Your task:
Search the material for the word "title" and report each line where it turns up.

Dataset listings of figures:
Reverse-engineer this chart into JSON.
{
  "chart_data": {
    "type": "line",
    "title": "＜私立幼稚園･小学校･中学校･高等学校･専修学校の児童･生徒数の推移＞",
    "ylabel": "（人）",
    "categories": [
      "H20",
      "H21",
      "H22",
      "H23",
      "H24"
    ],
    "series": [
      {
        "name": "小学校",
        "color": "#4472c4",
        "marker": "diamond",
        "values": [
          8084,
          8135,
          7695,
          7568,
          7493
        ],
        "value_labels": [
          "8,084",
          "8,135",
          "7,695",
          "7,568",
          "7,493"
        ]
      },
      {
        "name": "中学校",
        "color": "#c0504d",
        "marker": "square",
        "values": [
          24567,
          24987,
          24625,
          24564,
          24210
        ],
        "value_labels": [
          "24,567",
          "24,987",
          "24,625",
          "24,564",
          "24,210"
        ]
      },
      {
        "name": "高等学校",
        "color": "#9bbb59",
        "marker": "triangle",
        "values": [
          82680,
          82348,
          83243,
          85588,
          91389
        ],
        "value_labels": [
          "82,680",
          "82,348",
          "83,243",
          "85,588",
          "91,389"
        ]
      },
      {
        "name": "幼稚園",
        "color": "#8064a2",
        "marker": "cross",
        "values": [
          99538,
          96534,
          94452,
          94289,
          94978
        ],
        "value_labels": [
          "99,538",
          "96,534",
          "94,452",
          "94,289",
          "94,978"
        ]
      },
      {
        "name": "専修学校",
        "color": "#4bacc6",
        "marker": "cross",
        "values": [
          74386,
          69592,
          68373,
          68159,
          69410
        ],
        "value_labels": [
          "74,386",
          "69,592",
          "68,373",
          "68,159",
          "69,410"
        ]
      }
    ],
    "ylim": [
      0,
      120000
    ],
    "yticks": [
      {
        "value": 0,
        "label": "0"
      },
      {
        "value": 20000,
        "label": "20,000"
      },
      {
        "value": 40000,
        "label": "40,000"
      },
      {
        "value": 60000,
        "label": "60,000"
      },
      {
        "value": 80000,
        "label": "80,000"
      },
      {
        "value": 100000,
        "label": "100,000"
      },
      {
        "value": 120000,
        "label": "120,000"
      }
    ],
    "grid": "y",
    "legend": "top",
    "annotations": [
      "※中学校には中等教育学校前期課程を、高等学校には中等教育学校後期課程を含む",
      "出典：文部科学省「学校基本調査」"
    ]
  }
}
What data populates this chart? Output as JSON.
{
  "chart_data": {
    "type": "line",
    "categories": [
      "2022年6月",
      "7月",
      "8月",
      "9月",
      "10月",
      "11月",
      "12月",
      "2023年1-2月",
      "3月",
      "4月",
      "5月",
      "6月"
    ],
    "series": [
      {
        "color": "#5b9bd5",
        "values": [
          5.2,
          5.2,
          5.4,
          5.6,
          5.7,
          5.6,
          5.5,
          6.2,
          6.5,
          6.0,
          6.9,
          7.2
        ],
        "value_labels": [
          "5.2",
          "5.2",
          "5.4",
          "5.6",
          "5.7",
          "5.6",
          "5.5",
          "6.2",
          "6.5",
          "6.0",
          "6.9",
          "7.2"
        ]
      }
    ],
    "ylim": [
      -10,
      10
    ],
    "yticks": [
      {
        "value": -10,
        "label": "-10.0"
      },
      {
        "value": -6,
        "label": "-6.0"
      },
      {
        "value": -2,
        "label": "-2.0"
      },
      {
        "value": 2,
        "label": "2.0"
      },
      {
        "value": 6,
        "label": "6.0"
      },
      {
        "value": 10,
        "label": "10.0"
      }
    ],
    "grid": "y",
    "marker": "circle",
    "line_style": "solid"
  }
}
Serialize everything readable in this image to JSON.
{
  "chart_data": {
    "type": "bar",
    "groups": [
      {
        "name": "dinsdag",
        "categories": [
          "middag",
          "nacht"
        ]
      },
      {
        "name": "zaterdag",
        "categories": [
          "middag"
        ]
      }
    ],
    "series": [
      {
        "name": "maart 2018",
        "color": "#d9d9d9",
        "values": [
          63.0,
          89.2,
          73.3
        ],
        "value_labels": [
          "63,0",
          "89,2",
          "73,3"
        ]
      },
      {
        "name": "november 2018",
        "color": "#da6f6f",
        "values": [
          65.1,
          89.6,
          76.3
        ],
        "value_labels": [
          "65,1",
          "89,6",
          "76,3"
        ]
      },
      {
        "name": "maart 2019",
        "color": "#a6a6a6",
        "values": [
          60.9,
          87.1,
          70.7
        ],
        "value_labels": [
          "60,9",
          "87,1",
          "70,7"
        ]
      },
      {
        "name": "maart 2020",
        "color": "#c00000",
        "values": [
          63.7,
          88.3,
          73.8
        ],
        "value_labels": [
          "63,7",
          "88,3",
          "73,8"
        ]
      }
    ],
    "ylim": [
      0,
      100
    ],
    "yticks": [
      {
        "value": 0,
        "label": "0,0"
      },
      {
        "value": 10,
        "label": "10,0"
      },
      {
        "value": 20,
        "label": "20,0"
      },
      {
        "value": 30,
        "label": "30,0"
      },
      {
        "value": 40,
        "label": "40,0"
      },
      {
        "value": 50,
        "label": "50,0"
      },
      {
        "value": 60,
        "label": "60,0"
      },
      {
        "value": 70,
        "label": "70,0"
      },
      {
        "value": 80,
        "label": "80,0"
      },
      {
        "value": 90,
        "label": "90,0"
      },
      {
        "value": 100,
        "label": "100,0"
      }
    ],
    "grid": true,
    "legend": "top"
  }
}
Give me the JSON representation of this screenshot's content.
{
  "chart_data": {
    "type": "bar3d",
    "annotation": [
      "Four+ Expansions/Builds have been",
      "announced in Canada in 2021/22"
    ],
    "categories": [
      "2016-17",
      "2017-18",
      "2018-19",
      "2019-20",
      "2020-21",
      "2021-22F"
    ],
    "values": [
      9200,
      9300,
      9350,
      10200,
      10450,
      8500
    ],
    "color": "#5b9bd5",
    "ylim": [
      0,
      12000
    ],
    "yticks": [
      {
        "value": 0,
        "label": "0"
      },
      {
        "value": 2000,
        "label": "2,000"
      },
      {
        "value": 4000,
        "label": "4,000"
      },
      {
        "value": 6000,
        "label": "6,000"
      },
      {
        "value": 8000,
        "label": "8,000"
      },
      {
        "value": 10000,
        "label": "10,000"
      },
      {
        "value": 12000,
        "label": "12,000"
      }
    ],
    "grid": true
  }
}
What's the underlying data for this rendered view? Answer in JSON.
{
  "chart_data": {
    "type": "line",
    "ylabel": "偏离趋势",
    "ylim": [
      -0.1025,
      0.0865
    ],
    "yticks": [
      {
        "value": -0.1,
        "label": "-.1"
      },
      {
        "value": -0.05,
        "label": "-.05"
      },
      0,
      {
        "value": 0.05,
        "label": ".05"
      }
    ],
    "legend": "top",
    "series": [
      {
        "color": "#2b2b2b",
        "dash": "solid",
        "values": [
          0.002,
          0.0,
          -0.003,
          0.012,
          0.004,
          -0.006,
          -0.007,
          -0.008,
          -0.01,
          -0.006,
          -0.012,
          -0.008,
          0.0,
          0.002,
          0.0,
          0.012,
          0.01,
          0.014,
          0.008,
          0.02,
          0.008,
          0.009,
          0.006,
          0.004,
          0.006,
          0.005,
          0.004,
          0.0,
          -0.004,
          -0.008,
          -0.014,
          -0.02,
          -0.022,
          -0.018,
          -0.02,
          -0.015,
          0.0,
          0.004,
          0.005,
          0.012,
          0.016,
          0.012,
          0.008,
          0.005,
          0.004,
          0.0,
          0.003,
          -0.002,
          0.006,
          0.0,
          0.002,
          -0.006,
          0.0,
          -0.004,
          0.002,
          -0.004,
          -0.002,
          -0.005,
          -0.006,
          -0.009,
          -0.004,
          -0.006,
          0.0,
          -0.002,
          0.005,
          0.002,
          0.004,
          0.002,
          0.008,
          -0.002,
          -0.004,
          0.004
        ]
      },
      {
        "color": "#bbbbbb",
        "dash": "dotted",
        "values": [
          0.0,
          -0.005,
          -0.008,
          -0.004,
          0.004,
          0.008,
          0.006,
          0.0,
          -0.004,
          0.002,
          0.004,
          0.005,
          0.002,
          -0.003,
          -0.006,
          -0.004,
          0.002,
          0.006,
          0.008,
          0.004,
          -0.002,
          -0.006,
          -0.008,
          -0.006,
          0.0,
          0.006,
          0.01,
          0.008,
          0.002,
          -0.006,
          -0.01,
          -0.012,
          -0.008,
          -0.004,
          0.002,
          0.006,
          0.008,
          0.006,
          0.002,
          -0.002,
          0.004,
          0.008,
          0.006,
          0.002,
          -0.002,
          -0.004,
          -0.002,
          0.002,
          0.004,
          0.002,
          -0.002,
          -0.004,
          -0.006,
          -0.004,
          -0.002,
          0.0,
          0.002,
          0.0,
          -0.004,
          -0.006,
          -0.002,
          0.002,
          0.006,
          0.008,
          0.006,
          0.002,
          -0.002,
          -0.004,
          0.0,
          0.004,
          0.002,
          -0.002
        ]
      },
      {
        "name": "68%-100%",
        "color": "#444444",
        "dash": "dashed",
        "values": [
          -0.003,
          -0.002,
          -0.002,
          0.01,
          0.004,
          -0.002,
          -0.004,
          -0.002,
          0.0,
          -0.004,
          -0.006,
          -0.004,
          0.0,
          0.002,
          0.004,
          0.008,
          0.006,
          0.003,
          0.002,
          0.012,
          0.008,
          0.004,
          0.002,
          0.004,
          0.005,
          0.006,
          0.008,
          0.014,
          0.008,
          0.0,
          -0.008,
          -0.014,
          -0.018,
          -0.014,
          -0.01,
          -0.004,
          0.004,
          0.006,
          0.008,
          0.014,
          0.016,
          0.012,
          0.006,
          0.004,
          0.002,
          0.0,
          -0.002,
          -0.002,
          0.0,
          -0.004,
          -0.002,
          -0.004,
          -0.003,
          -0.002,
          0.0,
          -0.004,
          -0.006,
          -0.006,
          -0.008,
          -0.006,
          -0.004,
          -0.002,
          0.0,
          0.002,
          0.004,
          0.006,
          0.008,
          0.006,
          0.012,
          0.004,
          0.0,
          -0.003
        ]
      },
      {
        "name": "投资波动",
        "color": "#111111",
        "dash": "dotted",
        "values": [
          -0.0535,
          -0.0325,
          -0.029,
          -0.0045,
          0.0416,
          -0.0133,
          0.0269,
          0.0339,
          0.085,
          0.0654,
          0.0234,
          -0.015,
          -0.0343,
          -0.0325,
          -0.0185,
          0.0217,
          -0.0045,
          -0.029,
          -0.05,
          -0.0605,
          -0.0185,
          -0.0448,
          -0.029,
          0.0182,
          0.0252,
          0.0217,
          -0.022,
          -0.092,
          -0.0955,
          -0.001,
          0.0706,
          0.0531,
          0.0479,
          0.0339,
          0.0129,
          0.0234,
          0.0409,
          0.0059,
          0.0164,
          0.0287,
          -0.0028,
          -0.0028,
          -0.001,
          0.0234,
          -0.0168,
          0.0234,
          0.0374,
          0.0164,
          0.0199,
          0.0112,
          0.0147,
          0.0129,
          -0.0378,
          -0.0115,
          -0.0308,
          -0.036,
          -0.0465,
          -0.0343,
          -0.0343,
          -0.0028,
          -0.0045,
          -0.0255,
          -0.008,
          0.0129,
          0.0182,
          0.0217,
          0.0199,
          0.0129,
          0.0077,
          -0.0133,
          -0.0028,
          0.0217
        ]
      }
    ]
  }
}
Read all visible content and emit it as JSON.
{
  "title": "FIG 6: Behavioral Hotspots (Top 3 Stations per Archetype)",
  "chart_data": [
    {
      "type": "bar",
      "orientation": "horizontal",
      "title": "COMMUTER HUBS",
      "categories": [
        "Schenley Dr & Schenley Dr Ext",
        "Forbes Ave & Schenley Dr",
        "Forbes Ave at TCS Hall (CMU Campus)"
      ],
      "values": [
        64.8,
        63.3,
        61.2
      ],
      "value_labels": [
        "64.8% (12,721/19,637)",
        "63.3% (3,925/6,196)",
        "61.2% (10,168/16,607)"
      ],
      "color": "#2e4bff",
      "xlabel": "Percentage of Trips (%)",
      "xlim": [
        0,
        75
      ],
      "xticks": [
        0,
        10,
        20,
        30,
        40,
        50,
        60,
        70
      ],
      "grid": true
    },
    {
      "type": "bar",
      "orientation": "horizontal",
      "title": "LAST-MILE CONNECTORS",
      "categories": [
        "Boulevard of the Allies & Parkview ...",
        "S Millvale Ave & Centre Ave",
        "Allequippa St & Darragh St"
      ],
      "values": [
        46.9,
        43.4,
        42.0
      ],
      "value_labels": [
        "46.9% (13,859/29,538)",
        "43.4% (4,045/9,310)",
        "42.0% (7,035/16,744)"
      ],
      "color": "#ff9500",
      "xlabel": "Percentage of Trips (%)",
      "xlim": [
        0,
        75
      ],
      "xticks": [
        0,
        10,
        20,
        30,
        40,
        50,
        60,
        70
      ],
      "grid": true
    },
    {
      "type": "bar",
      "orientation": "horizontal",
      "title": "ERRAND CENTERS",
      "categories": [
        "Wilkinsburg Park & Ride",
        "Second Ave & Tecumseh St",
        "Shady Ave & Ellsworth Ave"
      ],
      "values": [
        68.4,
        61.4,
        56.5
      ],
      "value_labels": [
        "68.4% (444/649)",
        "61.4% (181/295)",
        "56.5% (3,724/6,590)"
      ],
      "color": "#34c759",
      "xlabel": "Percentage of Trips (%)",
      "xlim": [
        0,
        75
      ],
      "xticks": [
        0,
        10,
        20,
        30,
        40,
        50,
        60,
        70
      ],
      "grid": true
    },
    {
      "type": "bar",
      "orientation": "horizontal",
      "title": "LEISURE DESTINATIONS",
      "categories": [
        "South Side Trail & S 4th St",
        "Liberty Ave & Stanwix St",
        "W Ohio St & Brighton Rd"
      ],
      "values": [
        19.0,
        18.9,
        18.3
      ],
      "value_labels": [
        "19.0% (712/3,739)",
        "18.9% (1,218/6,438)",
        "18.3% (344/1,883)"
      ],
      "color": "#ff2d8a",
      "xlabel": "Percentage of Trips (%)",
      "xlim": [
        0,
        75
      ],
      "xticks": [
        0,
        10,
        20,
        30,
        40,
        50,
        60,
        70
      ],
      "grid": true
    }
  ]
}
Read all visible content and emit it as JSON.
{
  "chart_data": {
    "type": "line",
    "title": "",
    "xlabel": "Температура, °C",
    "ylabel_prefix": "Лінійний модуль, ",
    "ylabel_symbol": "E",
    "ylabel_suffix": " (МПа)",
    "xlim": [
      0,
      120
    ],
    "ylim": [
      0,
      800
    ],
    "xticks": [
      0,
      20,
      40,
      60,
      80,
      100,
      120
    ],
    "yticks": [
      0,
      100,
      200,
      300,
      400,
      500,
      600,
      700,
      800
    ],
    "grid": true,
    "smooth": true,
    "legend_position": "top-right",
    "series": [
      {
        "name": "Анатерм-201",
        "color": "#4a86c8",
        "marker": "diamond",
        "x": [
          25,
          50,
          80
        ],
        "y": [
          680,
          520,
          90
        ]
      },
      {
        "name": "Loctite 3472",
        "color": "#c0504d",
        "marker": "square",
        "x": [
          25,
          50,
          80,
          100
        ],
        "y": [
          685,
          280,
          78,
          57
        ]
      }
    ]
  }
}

Exercise answer:
    "title": "＜私立幼稚園･小学校･中学校･高等学校･専修学校の児童･生徒数の推移＞",
  "title": "FIG 6: Behavioral Hotspots (Top 3 Stations per Archetype)",
      "title": "COMMUTER HUBS",
      "title": "LAST-MILE CONNECTORS",
      "title": "ERRAND CENTERS",
      "title": "LEISURE DESTINATIONS",
    "title": "",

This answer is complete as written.